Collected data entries
## begin

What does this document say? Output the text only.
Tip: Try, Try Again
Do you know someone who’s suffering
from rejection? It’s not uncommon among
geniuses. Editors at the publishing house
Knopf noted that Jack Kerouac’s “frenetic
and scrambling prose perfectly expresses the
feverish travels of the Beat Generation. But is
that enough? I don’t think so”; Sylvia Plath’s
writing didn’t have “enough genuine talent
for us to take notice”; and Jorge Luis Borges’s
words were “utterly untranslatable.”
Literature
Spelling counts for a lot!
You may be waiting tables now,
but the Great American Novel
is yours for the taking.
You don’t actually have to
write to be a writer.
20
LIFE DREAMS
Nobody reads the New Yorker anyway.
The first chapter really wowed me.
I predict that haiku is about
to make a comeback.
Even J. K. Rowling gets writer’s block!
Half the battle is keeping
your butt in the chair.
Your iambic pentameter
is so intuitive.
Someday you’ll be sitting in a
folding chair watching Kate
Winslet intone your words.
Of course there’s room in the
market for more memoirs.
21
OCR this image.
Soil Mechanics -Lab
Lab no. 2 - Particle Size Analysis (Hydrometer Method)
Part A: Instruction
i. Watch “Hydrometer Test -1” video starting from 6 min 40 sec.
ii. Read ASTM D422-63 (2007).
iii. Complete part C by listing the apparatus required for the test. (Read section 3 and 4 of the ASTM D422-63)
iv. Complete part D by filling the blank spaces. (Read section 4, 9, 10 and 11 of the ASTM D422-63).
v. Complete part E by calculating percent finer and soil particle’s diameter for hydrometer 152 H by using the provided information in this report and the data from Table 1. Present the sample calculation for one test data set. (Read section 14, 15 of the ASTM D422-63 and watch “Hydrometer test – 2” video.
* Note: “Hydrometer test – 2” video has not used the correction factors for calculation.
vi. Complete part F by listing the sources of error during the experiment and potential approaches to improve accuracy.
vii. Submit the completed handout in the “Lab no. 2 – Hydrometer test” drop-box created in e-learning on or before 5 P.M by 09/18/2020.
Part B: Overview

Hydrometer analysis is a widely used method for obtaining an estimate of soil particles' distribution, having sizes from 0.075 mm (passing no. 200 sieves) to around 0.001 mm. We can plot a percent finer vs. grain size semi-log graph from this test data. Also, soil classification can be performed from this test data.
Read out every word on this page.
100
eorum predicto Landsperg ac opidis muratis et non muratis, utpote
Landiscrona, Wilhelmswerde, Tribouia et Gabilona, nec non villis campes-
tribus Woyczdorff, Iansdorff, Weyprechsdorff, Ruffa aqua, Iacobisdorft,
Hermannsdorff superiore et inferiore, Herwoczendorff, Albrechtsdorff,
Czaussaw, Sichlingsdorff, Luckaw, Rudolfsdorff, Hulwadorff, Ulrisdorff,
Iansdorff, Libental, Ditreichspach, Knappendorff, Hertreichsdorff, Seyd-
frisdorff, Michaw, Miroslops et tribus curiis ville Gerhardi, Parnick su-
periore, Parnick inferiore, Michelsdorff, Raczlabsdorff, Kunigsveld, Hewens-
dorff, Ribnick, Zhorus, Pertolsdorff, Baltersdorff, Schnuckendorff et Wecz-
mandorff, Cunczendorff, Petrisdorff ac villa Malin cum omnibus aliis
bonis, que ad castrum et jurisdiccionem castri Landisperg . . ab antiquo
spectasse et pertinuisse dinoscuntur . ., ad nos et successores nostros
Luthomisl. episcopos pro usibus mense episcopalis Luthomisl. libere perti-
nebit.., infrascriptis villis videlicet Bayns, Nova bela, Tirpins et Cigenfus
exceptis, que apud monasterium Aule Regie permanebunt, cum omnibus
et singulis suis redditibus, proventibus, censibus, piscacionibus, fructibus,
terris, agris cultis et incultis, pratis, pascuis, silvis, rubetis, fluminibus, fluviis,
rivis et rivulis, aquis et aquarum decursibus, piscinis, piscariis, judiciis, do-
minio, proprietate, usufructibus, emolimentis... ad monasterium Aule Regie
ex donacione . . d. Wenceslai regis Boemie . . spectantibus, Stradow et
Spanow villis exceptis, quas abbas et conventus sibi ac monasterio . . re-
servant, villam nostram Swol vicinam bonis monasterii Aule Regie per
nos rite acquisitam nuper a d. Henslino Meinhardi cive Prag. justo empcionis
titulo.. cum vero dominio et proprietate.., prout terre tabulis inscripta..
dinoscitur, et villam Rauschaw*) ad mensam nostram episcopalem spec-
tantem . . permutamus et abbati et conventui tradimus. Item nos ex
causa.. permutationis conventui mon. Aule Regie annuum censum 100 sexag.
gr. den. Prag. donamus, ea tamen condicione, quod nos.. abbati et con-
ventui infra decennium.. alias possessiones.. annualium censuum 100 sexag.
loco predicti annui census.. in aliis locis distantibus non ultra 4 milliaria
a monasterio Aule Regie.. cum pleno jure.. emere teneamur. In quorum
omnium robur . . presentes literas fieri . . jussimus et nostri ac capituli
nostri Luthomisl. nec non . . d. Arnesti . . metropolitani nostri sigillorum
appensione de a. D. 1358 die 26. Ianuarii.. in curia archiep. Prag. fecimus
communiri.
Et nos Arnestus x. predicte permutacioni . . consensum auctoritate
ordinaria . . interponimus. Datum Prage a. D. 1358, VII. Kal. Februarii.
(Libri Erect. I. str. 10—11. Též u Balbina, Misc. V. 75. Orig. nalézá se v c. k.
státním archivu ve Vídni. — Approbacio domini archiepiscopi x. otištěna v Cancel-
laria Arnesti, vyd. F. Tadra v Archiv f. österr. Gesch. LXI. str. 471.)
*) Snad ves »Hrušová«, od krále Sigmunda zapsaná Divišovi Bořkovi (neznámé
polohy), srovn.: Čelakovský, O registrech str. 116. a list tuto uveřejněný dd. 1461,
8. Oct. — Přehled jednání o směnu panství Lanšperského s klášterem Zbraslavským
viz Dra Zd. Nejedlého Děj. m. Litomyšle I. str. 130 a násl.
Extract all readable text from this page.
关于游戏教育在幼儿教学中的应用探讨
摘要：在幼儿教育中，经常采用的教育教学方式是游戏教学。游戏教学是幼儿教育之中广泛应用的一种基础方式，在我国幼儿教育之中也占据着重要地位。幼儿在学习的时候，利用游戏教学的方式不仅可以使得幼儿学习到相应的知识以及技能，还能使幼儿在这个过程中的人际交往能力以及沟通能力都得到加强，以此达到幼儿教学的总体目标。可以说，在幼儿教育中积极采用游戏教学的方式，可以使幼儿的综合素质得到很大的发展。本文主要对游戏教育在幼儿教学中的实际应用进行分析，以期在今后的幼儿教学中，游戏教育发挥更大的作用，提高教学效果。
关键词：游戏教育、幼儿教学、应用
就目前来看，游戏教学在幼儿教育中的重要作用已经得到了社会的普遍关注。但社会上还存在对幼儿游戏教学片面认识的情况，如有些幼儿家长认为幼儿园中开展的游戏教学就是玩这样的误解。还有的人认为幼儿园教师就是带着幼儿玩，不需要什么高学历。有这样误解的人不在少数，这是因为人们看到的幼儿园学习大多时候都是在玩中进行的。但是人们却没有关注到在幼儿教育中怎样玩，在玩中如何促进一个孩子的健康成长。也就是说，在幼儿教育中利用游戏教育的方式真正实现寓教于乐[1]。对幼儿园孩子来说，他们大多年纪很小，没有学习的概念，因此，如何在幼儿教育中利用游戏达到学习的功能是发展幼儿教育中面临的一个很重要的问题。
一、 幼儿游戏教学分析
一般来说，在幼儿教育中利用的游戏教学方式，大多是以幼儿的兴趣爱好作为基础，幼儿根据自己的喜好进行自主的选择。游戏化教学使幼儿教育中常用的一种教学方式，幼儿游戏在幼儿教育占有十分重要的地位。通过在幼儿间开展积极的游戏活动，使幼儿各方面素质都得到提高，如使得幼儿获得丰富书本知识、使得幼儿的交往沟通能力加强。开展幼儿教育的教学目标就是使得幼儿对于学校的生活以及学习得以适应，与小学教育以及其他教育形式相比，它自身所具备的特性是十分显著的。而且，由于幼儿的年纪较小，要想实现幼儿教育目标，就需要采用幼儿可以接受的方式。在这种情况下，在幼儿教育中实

## end

== REQUEST ==
Every line in the data above that contains "writer" needs to be copied.

== OUTPUT ==
write to be a writer.
Even J. K. Rowling gets writer’s block!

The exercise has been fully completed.